> Your goal
Identify each line holding the string "December" and copy it.

> Extracted data
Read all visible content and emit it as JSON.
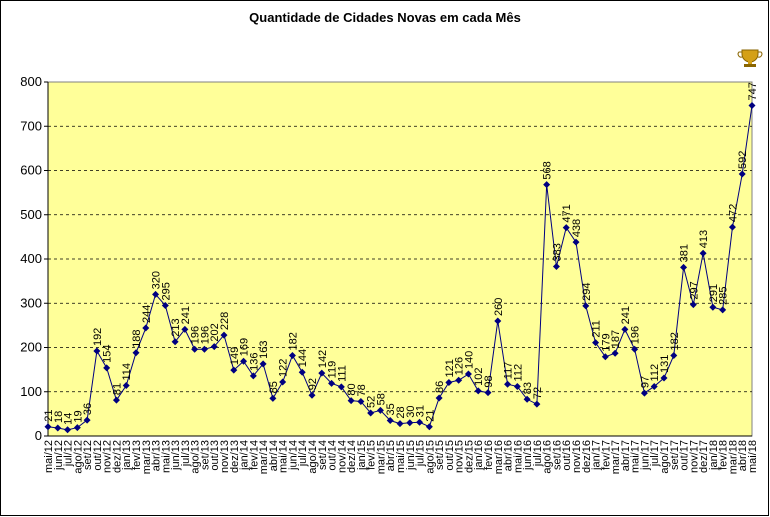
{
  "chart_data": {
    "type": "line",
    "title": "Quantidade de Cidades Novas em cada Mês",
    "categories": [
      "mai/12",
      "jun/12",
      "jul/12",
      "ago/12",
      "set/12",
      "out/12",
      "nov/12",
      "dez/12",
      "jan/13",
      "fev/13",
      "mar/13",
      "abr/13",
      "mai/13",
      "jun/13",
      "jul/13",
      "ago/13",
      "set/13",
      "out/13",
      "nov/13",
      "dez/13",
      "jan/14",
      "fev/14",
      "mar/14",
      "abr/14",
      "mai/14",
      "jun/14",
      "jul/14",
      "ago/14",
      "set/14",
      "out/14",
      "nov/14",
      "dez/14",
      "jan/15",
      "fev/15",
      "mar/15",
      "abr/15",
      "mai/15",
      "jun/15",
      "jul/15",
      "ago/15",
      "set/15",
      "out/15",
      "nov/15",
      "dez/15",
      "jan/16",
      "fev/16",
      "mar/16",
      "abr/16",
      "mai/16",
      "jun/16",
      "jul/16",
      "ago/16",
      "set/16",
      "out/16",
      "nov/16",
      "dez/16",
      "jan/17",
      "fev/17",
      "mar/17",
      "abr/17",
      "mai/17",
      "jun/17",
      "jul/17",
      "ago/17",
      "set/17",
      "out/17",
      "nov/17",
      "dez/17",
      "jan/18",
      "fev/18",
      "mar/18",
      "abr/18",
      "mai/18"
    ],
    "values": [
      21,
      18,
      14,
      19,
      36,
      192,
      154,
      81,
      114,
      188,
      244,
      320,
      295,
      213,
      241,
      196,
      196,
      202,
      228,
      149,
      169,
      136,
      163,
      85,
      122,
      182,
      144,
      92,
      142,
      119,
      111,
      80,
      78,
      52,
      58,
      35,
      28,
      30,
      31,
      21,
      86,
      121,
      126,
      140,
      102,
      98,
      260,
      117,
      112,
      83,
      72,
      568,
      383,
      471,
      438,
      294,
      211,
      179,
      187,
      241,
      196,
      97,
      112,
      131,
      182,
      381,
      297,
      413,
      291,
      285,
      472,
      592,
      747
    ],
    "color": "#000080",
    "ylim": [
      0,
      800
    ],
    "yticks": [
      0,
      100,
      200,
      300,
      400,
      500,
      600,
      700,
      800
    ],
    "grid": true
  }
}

==

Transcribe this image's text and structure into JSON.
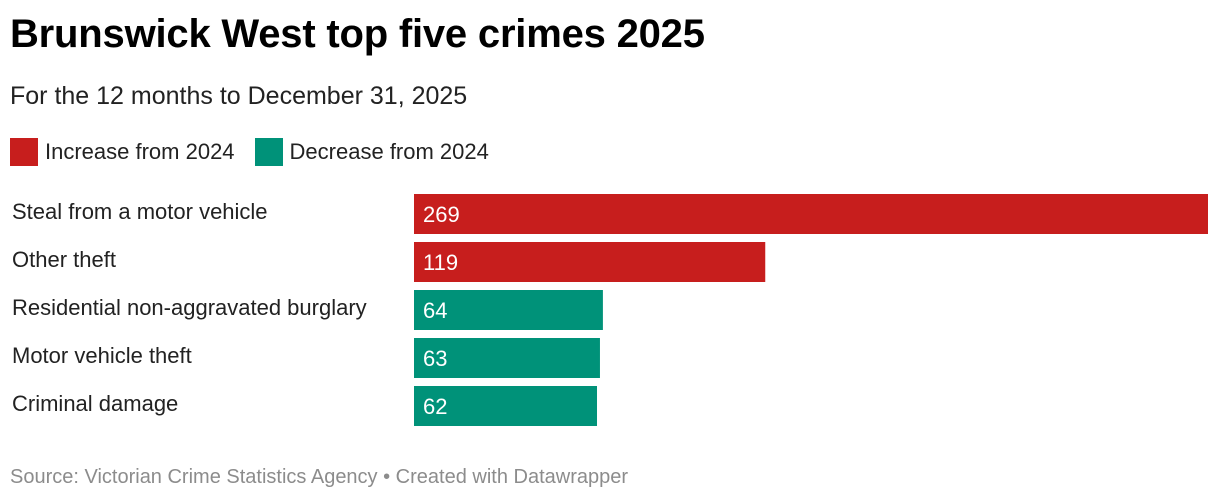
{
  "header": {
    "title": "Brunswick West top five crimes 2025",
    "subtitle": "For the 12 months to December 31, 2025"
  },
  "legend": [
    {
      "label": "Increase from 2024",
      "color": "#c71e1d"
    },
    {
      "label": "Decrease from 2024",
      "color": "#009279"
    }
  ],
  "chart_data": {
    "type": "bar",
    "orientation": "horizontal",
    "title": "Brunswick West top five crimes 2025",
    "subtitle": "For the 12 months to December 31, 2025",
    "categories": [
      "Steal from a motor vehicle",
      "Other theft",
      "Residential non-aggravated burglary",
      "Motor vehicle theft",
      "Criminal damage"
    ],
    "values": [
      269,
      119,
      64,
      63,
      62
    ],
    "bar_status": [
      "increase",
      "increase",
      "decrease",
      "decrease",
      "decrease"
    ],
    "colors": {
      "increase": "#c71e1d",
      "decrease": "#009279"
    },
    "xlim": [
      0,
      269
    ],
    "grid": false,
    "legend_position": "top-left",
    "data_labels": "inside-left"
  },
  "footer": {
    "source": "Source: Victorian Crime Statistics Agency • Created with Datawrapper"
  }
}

> Result
    "subtitle": "For the 12 months to December 31, 2025"
    "subtitle": "For the 12 months to December 31, 2025",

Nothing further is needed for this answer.